## The problem
In full and without alteration, give the listing again.

Dataset items:

— begin —

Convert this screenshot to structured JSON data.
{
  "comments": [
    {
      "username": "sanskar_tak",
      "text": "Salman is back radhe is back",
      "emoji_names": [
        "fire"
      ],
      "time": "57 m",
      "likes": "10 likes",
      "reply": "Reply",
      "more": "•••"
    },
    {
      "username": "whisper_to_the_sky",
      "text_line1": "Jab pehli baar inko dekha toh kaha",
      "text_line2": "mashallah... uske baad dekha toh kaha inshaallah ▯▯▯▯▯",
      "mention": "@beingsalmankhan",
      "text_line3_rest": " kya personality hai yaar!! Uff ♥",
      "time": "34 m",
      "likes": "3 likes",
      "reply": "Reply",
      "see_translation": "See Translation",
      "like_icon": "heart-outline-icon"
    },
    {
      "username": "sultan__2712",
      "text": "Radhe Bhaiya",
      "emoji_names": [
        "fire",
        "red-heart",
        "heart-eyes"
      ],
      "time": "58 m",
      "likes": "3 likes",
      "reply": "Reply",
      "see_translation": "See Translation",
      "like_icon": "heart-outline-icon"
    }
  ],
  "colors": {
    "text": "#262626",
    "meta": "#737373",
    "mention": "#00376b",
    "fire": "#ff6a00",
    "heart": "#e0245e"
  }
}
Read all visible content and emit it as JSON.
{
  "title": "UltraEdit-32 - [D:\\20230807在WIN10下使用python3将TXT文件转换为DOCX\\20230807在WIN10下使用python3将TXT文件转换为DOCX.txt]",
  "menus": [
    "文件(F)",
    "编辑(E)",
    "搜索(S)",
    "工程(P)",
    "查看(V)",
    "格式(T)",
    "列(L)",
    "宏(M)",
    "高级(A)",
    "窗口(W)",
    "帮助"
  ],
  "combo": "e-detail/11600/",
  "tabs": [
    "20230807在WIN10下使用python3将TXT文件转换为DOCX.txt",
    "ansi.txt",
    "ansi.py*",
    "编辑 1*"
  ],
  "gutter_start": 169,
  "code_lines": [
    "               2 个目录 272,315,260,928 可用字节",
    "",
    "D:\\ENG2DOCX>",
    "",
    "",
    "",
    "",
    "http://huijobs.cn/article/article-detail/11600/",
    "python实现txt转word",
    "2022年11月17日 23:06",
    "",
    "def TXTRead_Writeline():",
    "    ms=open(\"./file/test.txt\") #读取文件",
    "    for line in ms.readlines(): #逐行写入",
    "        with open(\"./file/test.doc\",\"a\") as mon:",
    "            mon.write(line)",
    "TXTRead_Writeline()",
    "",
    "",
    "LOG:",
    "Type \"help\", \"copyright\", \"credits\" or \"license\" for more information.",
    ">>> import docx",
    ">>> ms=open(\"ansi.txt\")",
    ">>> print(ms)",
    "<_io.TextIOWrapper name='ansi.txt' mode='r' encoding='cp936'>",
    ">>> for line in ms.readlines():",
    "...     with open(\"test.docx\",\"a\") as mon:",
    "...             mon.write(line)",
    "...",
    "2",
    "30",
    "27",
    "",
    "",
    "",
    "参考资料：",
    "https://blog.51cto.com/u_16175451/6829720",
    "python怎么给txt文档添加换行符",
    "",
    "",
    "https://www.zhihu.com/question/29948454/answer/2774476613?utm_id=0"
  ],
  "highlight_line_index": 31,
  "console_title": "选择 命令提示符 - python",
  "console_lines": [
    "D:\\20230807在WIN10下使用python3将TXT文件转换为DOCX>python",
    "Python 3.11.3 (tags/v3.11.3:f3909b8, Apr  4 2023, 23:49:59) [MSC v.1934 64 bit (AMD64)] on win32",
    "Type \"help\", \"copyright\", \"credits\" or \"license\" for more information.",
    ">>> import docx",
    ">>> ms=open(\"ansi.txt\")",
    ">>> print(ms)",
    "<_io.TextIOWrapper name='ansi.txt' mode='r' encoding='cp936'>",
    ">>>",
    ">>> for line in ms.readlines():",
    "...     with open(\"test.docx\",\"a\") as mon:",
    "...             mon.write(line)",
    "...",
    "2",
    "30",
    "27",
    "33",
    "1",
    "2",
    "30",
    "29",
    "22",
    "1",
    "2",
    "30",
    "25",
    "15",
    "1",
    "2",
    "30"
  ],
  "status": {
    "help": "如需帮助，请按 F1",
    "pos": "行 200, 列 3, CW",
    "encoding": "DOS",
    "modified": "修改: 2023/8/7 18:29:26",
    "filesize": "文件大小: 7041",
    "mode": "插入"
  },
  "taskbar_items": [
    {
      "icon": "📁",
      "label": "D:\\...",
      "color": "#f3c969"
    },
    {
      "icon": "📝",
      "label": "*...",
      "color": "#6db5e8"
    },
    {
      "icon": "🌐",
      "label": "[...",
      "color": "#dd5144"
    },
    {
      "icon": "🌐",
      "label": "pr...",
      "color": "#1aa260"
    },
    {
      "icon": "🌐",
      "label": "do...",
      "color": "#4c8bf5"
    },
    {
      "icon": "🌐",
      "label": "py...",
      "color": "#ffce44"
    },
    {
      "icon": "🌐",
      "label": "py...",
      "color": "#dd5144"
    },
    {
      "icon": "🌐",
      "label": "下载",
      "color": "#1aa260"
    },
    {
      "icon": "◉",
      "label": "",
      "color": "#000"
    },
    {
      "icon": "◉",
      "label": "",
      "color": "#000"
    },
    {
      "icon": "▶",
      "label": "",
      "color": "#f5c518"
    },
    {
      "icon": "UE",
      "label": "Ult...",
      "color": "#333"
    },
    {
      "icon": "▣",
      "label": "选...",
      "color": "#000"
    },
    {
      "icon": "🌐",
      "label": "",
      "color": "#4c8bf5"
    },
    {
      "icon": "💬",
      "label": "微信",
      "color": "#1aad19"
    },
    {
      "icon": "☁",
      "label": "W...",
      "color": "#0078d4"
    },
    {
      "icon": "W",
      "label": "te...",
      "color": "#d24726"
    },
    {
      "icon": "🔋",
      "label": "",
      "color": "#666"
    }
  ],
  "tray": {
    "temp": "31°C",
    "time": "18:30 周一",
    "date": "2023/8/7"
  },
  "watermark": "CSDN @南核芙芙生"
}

— end —

## Expected output
Convert this screenshot to structured JSON data.
{
  "comments": [
    {
      "username": "sanskar_tak",
      "text": "Salman is back radhe is back",
      "emoji_names": [
        "fire"
      ],
      "time": "57 m",
      "likes": "10 likes",
      "reply": "Reply",
      "more": "•••"
    },
    {
      "username": "whisper_to_the_sky",
      "text_line1": "Jab pehli baar inko dekha toh kaha",
      "text_line2": "mashallah... uske baad dekha toh kaha inshaallah ▯▯▯▯▯",
      "mention": "@beingsalmankhan",
      "text_line3_rest": " kya personality hai yaar!! Uff ♥",
      "time": "34 m",
      "likes": "3 likes",
      "reply": "Reply",
      "see_translation": "See Translation",
      "like_icon": "heart-outline-icon"
    },
    {
      "username": "sultan__2712",
      "text": "Radhe Bhaiya",
      "emoji_names": [
        "fire",
        "red-heart",
        "heart-eyes"
      ],
      "time": "58 m",
      "likes": "3 likes",
      "reply": "Reply",
      "see_translation": "See Translation",
      "like_icon": "heart-outline-icon"
    }
  ],
  "colors": {
    "text": "#262626",
    "meta": "#737373",
    "mention": "#00376b",
    "fire": "#ff6a00",
    "heart": "#e0245e"
  }
}
Read all visible content and emit it as JSON.
{
  "title": "UltraEdit-32 - [D:\\20230807在WIN10下使用python3将TXT文件转换为DOCX\\20230807在WIN10下使用python3将TXT文件转换为DOCX.txt]",
  "menus": [
    "文件(F)",
    "编辑(E)",
    "搜索(S)",
    "工程(P)",
    "查看(V)",
    "格式(T)",
    "列(L)",
    "宏(M)",
    "高级(A)",
    "窗口(W)",
    "帮助"
  ],
  "combo": "e-detail/11600/",
  "tabs": [
    "20230807在WIN10下使用python3将TXT文件转换为DOCX.txt",
    "ansi.txt",
    "ansi.py*",
    "编辑 1*"
  ],
  "gutter_start": 169,
  "code_lines": [
    "               2 个目录 272,315,260,928 可用字节",
    "",
    "D:\\ENG2DOCX>",
    "",
    "",
    "",
    "",
    "http://huijobs.cn/article/article-detail/11600/",
    "python实现txt转word",
    "2022年11月17日 23:06",
    "",
    "def TXTRead_Writeline():",
    "    ms=open(\"./file/test.txt\") #读取文件",
    "    for line in ms.readlines(): #逐行写入",
    "        with open(\"./file/test.doc\",\"a\") as mon:",
    "            mon.write(line)",
    "TXTRead_Writeline()",
    "",
    "",
    "LOG:",
    "Type \"help\", \"copyright\", \"credits\" or \"license\" for more information.",
    ">>> import docx",
    ">>> ms=open(\"ansi.txt\")",
    ">>> print(ms)",
    "<_io.TextIOWrapper name='ansi.txt' mode='r' encoding='cp936'>",
    ">>> for line in ms.readlines():",
    "...     with open(\"test.docx\",\"a\") as mon:",
    "...             mon.write(line)",
    "...",
    "2",
    "30",
    "27",
    "",
    "",
    "",
    "参考资料：",
    "https://blog.51cto.com/u_16175451/6829720",
    "python怎么给txt文档添加换行符",
    "",
    "",
    "https://www.zhihu.com/question/29948454/answer/2774476613?utm_id=0"
  ],
  "highlight_line_index": 31,
  "console_title": "选择 命令提示符 - python",
  "console_lines": [
    "D:\\20230807在WIN10下使用python3将TXT文件转换为DOCX>python",
    "Python 3.11.3 (tags/v3.11.3:f3909b8, Apr  4 2023, 23:49:59) [MSC v.1934 64 bit (AMD64)] on win32",
    "Type \"help\", \"copyright\", \"credits\" or \"license\" for more information.",
    ">>> import docx",
    ">>> ms=open(\"ansi.txt\")",
    ">>> print(ms)",
    "<_io.TextIOWrapper name='ansi.txt' mode='r' encoding='cp936'>",
    ">>>",
    ">>> for line in ms.readlines():",
    "...     with open(\"test.docx\",\"a\") as mon:",
    "...             mon.write(line)",
    "...",
    "2",
    "30",
    "27",
    "33",
    "1",
    "2",
    "30",
    "29",
    "22",
    "1",
    "2",
    "30",
    "25",
    "15",
    "1",
    "2",
    "30"
  ],
  "status": {
    "help": "如需帮助，请按 F1",
    "pos": "行 200, 列 3, CW",
    "encoding": "DOS",
    "modified": "修改: 2023/8/7 18:29:26",
    "filesize": "文件大小: 7041",
    "mode": "插入"
  },
  "taskbar_items": [
    {
      "icon": "📁",
      "label": "D:\\...",
      "color": "#f3c969"
    },
    {
      "icon": "📝",
      "label": "*...",
      "color": "#6db5e8"
    },
    {
      "icon": "🌐",
      "label": "[...",
      "color": "#dd5144"
    },
    {
      "icon": "🌐",
      "label": "pr...",
      "color": "#1aa260"
    },
    {
      "icon": "🌐",
      "label": "do...",
      "color": "#4c8bf5"
    },
    {
      "icon": "🌐",
      "label": "py...",
      "color": "#ffce44"
    },
    {
      "icon": "🌐",
      "label": "py...",
      "color": "#dd5144"
    },
    {
      "icon": "🌐",
      "label": "下载",
      "color": "#1aa260"
    },
    {
      "icon": "◉",
      "label": "",
      "color": "#000"
    },
    {
      "icon": "◉",
      "label": "",
      "color": "#000"
    },
    {
      "icon": "▶",
      "label": "",
      "color": "#f5c518"
    },
    {
      "icon": "UE",
      "label": "Ult...",
      "color": "#333"
    },
    {
      "icon": "▣",
      "label": "选...",
      "color": "#000"
    },
    {
      "icon": "🌐",
      "label": "",
      "color": "#4c8bf5"
    },
    {
      "icon": "💬",
      "label": "微信",
      "color": "#1aad19"
    },
    {
      "icon": "☁",
      "label": "W...",
      "color": "#0078d4"
    },
    {
      "icon": "W",
      "label": "te...",
      "color": "#d24726"
    },
    {
      "icon": "🔋",
      "label": "",
      "color": "#666"
    }
  ],
  "tray": {
    "temp": "31°C",
    "time": "18:30 周一",
    "date": "2023/8/7"
  },
  "watermark": "CSDN @南核芙芙生"
}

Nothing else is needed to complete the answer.